Dataset entries on figures

========

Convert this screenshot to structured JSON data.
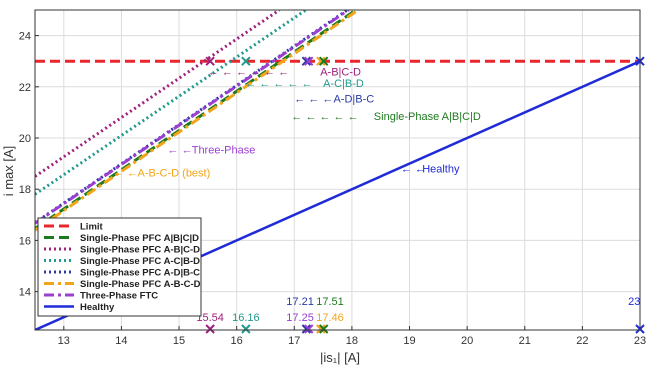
{
  "chart_data": {
    "type": "line",
    "xlabel": "|is₁| [A]",
    "ylabel": "i max [A]",
    "xlim": [
      12.5,
      23
    ],
    "ylim": [
      12.5,
      25
    ],
    "x_ticks": [
      13,
      14,
      15,
      16,
      17,
      18,
      19,
      20,
      21,
      22,
      23
    ],
    "y_ticks": [
      14,
      16,
      18,
      20,
      22,
      24
    ],
    "grid": true,
    "legend_position": "bottom-left",
    "series": [
      {
        "name": "Limit",
        "color": "#e8262b",
        "dash": "dashed",
        "width": 3,
        "points": [
          [
            12.5,
            23
          ],
          [
            23,
            23
          ]
        ]
      },
      {
        "name": "Single-Phase PFC A|B|C|D",
        "color": "#1f7a1f",
        "dash": "dashed",
        "width": 3,
        "points": [
          [
            12.5,
            16.46
          ],
          [
            18.07,
            25
          ]
        ]
      },
      {
        "name": "Single-Phase PFC A-B|C-D",
        "color": "#a0207e",
        "dash": "dotted",
        "width": 3,
        "points": [
          [
            12.5,
            18.5
          ],
          [
            16.74,
            25
          ]
        ]
      },
      {
        "name": "Single-Phase PFC A-C|B-D",
        "color": "#1f9a8c",
        "dash": "dotted",
        "width": 3,
        "points": [
          [
            12.5,
            17.8
          ],
          [
            17.2,
            25
          ]
        ]
      },
      {
        "name": "Single-Phase PFC A-D|B-C",
        "color": "#2b3aa8",
        "dash": "dotted",
        "width": 3,
        "points": [
          [
            12.5,
            16.69
          ],
          [
            17.92,
            25
          ]
        ]
      },
      {
        "name": "Single-Phase PFC A-B-C-D",
        "color": "#f2a51a",
        "dash": "dashdot",
        "width": 3,
        "points": [
          [
            12.5,
            16.4
          ],
          [
            18.11,
            25
          ]
        ]
      },
      {
        "name": "Three-Phase FTC",
        "color": "#9b3fd1",
        "dash": "dashdot",
        "width": 3,
        "points": [
          [
            12.5,
            16.67
          ],
          [
            17.94,
            25
          ]
        ]
      },
      {
        "name": "Healthy",
        "color": "#1f2bd6",
        "dash": "solid",
        "width": 2.5,
        "points": [
          [
            12.5,
            12.5
          ],
          [
            23,
            23
          ]
        ]
      }
    ],
    "x_markers": [
      {
        "x": 15.54,
        "color": "#a0207e"
      },
      {
        "x": 16.16,
        "color": "#1f9a8c"
      },
      {
        "x": 17.21,
        "color": "#2b3aa8"
      },
      {
        "x": 17.25,
        "color": "#9b3fd1"
      },
      {
        "x": 17.46,
        "color": "#f2a51a"
      },
      {
        "x": 17.51,
        "color": "#1f7a1f"
      },
      {
        "x": 23,
        "color": "#1f2bd6"
      }
    ],
    "limit_markers": [
      {
        "x": 15.54,
        "color": "#a0207e"
      },
      {
        "x": 16.16,
        "color": "#1f9a8c"
      },
      {
        "x": 17.21,
        "color": "#2b3aa8"
      },
      {
        "x": 17.25,
        "color": "#9b3fd1"
      },
      {
        "x": 17.46,
        "color": "#f2a51a"
      },
      {
        "x": 17.51,
        "color": "#1f7a1f"
      },
      {
        "x": 23,
        "color": "#1f2bd6"
      }
    ],
    "value_labels": [
      {
        "text": "15.54",
        "x": 15.54,
        "row": "low",
        "color": "#a0207e"
      },
      {
        "text": "16.16",
        "x": 16.16,
        "row": "low",
        "color": "#1f9a8c"
      },
      {
        "text": "17.21",
        "x": 17.1,
        "row": "high",
        "color": "#2b3aa8"
      },
      {
        "text": "17.25",
        "x": 17.1,
        "row": "low",
        "color": "#9b3fd1"
      },
      {
        "text": "17.51",
        "x": 17.62,
        "row": "high",
        "color": "#1f7a1f"
      },
      {
        "text": "17.46",
        "x": 17.62,
        "row": "low",
        "color": "#f2a51a"
      },
      {
        "text": "23",
        "x": 22.9,
        "row": "high",
        "color": "#1f2bd6"
      }
    ],
    "annotations": [
      {
        "text": "A-B|C-D",
        "x": 17.45,
        "y": 22.6,
        "color": "#a0207e",
        "arrow_text": "← ← ← ← ← ←",
        "arrow_x": 15.5
      },
      {
        "text": "A-C|B-D",
        "x": 17.5,
        "y": 22.15,
        "color": "#1f9a8c",
        "arrow_text": "← ← ← ← ←",
        "arrow_x": 16.15
      },
      {
        "text": "A-D|B-C",
        "x": 17.68,
        "y": 21.55,
        "color": "#2b3aa8",
        "arrow_text": "← ← ←",
        "arrow_x": 17.0
      },
      {
        "text": "Single-Phase A|B|C|D",
        "x": 18.38,
        "y": 20.85,
        "color": "#1f7a1f",
        "arrow_text": "← ← ← ← ←",
        "arrow_x": 16.95
      },
      {
        "text": "Three-Phase",
        "x": 15.22,
        "y": 19.55,
        "color": "#9b3fd1",
        "arrow_text": "← ←",
        "arrow_x": 14.8
      },
      {
        "text": "A-B-C-D (best)",
        "x": 14.28,
        "y": 18.65,
        "color": "#f2a51a",
        "arrow_text": "← ←",
        "arrow_x": 13.85
      },
      {
        "text": "Healthy",
        "x": 19.22,
        "y": 18.8,
        "color": "#1f2bd6",
        "arrow_text": "← ←",
        "arrow_x": 18.85
      }
    ]
  }
}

========

▶ _The problem_
Give every record again exactly, apart from the pictures, which stay out.

▶ _Written answer_
Convert this screenshot to structured JSON data.
{
  "chart_data": {
    "type": "line",
    "xlabel": "|is₁| [A]",
    "ylabel": "i max [A]",
    "xlim": [
      12.5,
      23
    ],
    "ylim": [
      12.5,
      25
    ],
    "x_ticks": [
      13,
      14,
      15,
      16,
      17,
      18,
      19,
      20,
      21,
      22,
      23
    ],
    "y_ticks": [
      14,
      16,
      18,
      20,
      22,
      24
    ],
    "grid": true,
    "legend_position": "bottom-left",
    "series": [
      {
        "name": "Limit",
        "color": "#e8262b",
        "dash": "dashed",
        "width": 3,
        "points": [
          [
            12.5,
            23
          ],
          [
            23,
            23
          ]
        ]
      },
      {
        "name": "Single-Phase PFC A|B|C|D",
        "color": "#1f7a1f",
        "dash": "dashed",
        "width": 3,
        "points": [
          [
            12.5,
            16.46
          ],
          [
            18.07,
            25
          ]
        ]
      },
      {
        "name": "Single-Phase PFC A-B|C-D",
        "color": "#a0207e",
        "dash": "dotted",
        "width": 3,
        "points": [
          [
            12.5,
            18.5
          ],
          [
            16.74,
            25
          ]
        ]
      },
      {
        "name": "Single-Phase PFC A-C|B-D",
        "color": "#1f9a8c",
        "dash": "dotted",
        "width": 3,
        "points": [
          [
            12.5,
            17.8
          ],
          [
            17.2,
            25
          ]
        ]
      },
      {
        "name": "Single-Phase PFC A-D|B-C",
        "color": "#2b3aa8",
        "dash": "dotted",
        "width": 3,
        "points": [
          [
            12.5,
            16.69
          ],
          [
            17.92,
            25
          ]
        ]
      },
      {
        "name": "Single-Phase PFC A-B-C-D",
        "color": "#f2a51a",
        "dash": "dashdot",
        "width": 3,
        "points": [
          [
            12.5,
            16.4
          ],
          [
            18.11,
            25
          ]
        ]
      },
      {
        "name": "Three-Phase FTC",
        "color": "#9b3fd1",
        "dash": "dashdot",
        "width": 3,
        "points": [
          [
            12.5,
            16.67
          ],
          [
            17.94,
            25
          ]
        ]
      },
      {
        "name": "Healthy",
        "color": "#1f2bd6",
        "dash": "solid",
        "width": 2.5,
        "points": [
          [
            12.5,
            12.5
          ],
          [
            23,
            23
          ]
        ]
      }
    ],
    "x_markers": [
      {
        "x": 15.54,
        "color": "#a0207e"
      },
      {
        "x": 16.16,
        "color": "#1f9a8c"
      },
      {
        "x": 17.21,
        "color": "#2b3aa8"
      },
      {
        "x": 17.25,
        "color": "#9b3fd1"
      },
      {
        "x": 17.46,
        "color": "#f2a51a"
      },
      {
        "x": 17.51,
        "color": "#1f7a1f"
      },
      {
        "x": 23,
        "color": "#1f2bd6"
      }
    ],
    "limit_markers": [
      {
        "x": 15.54,
        "color": "#a0207e"
      },
      {
        "x": 16.16,
        "color": "#1f9a8c"
      },
      {
        "x": 17.21,
        "color": "#2b3aa8"
      },
      {
        "x": 17.25,
        "color": "#9b3fd1"
      },
      {
        "x": 17.46,
        "color": "#f2a51a"
      },
      {
        "x": 17.51,
        "color": "#1f7a1f"
      },
      {
        "x": 23,
        "color": "#1f2bd6"
      }
    ],
    "value_labels": [
      {
        "text": "15.54",
        "x": 15.54,
        "row": "low",
        "color": "#a0207e"
      },
      {
        "text": "16.16",
        "x": 16.16,
        "row": "low",
        "color": "#1f9a8c"
      },
      {
        "text": "17.21",
        "x": 17.1,
        "row": "high",
        "color": "#2b3aa8"
      },
      {
        "text": "17.25",
        "x": 17.1,
        "row": "low",
        "color": "#9b3fd1"
      },
      {
        "text": "17.51",
        "x": 17.62,
        "row": "high",
        "color": "#1f7a1f"
      },
      {
        "text": "17.46",
        "x": 17.62,
        "row": "low",
        "color": "#f2a51a"
      },
      {
        "text": "23",
        "x": 22.9,
        "row": "high",
        "color": "#1f2bd6"
      }
    ],
    "annotations": [
      {
        "text": "A-B|C-D",
        "x": 17.45,
        "y": 22.6,
        "color": "#a0207e",
        "arrow_text": "← ← ← ← ← ←",
        "arrow_x": 15.5
      },
      {
        "text": "A-C|B-D",
        "x": 17.5,
        "y": 22.15,
        "color": "#1f9a8c",
        "arrow_text": "← ← ← ← ←",
        "arrow_x": 16.15
      },
      {
        "text": "A-D|B-C",
        "x": 17.68,
        "y": 21.55,
        "color": "#2b3aa8",
        "arrow_text": "← ← ←",
        "arrow_x": 17.0
      },
      {
        "text": "Single-Phase A|B|C|D",
        "x": 18.38,
        "y": 20.85,
        "color": "#1f7a1f",
        "arrow_text": "← ← ← ← ←",
        "arrow_x": 16.95
      },
      {
        "text": "Three-Phase",
        "x": 15.22,
        "y": 19.55,
        "color": "#9b3fd1",
        "arrow_text": "← ←",
        "arrow_x": 14.8
      },
      {
        "text": "A-B-C-D (best)",
        "x": 14.28,
        "y": 18.65,
        "color": "#f2a51a",
        "arrow_text": "← ←",
        "arrow_x": 13.85
      },
      {
        "text": "Healthy",
        "x": 19.22,
        "y": 18.8,
        "color": "#1f2bd6",
        "arrow_text": "← ←",
        "arrow_x": 18.85
      }
    ]
  }
}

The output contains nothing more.